Brief:
Which lines below hold the word "brand"? Report each one.

= = = = =

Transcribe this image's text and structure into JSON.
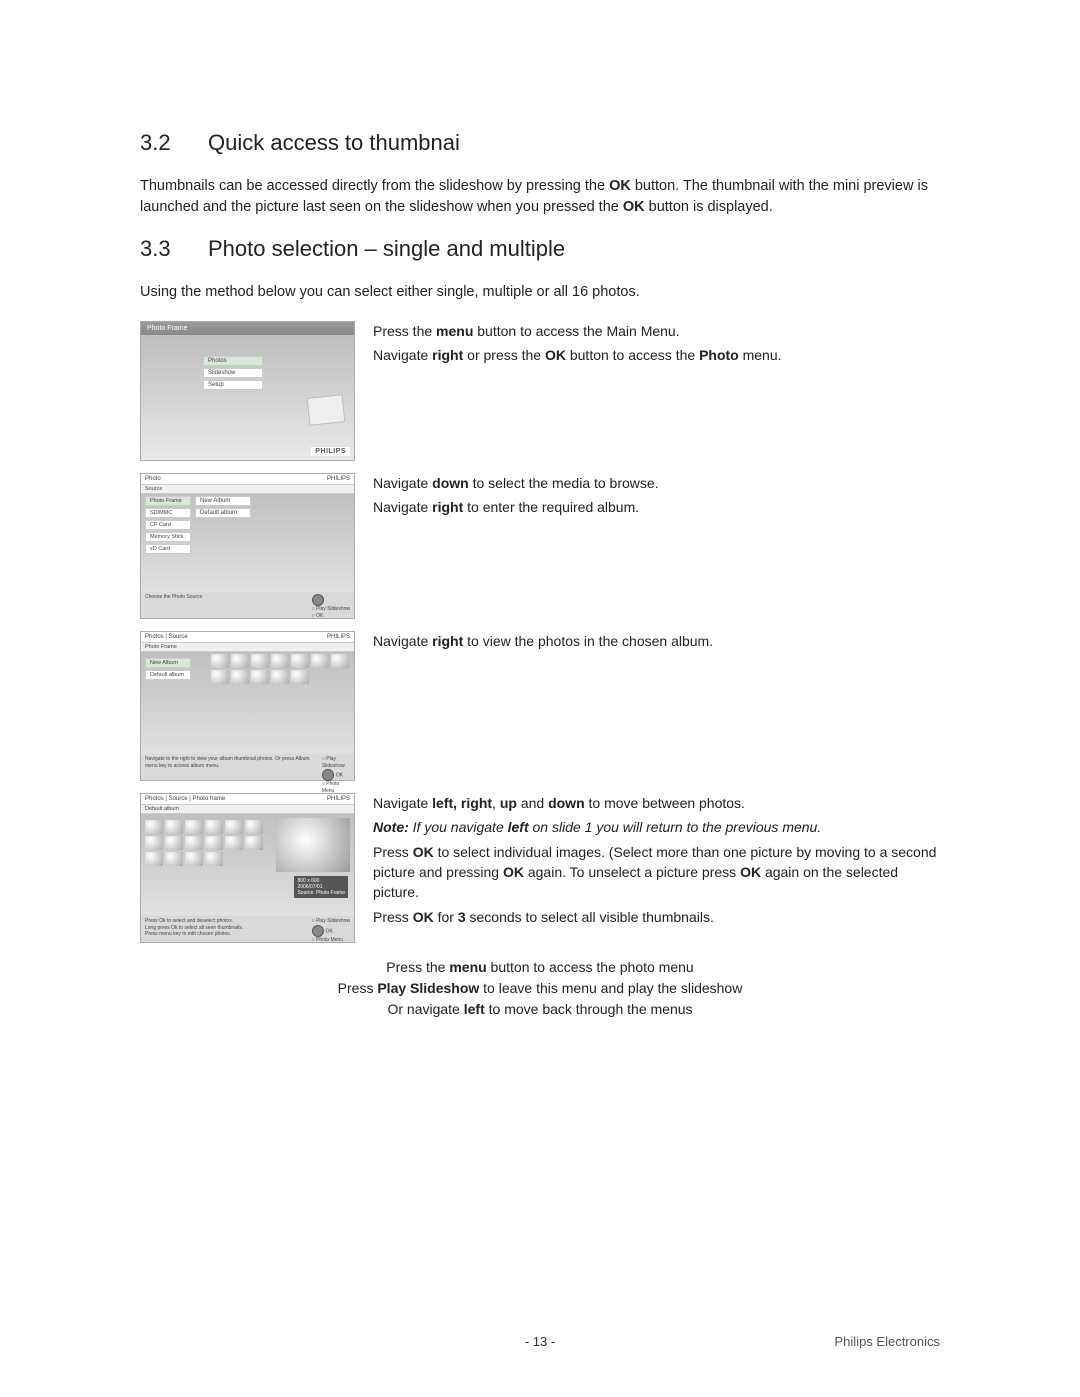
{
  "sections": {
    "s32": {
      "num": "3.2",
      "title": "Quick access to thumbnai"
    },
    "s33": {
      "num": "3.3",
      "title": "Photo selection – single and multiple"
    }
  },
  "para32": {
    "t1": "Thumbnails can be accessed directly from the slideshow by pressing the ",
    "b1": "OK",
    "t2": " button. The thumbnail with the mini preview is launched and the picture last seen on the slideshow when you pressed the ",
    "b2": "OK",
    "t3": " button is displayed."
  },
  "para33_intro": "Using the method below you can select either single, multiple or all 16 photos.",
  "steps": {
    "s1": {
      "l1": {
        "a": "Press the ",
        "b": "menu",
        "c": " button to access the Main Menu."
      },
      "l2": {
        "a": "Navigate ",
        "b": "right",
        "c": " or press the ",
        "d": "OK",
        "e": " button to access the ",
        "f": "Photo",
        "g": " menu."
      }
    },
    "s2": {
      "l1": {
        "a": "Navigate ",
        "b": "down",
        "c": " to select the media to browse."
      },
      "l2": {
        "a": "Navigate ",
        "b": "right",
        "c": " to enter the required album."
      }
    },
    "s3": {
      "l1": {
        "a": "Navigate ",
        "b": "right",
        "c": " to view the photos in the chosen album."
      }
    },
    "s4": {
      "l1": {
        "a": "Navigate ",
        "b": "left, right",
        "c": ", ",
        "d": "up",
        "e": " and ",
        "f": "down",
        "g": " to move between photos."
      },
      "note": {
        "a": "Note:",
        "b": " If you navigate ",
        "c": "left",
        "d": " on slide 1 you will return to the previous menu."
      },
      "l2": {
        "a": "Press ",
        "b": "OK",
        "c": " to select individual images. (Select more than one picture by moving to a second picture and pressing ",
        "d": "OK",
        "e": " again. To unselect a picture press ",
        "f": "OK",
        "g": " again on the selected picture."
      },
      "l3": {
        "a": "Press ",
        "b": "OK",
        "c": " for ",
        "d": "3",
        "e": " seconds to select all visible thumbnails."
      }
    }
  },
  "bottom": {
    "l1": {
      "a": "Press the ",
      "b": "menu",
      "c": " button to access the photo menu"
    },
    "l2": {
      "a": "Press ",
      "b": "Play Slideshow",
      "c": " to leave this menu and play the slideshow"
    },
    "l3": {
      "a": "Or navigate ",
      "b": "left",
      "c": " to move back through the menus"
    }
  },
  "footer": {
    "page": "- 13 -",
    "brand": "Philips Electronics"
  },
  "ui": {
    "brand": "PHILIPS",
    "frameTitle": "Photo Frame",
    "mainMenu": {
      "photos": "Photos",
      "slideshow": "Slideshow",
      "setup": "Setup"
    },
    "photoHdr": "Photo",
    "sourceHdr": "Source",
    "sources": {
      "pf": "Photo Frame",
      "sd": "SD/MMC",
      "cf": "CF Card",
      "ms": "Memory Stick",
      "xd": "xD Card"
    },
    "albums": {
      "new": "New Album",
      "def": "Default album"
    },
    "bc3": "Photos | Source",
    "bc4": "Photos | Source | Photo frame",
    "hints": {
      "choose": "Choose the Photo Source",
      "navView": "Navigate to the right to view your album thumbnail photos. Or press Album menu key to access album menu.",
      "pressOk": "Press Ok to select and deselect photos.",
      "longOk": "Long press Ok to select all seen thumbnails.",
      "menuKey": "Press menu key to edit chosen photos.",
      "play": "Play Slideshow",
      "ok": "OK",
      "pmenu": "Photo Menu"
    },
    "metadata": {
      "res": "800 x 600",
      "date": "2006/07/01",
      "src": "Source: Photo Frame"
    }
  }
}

= = = = =

Answer below:
    "brand": "Philips Electronics"
    "brand": "PHILIPS",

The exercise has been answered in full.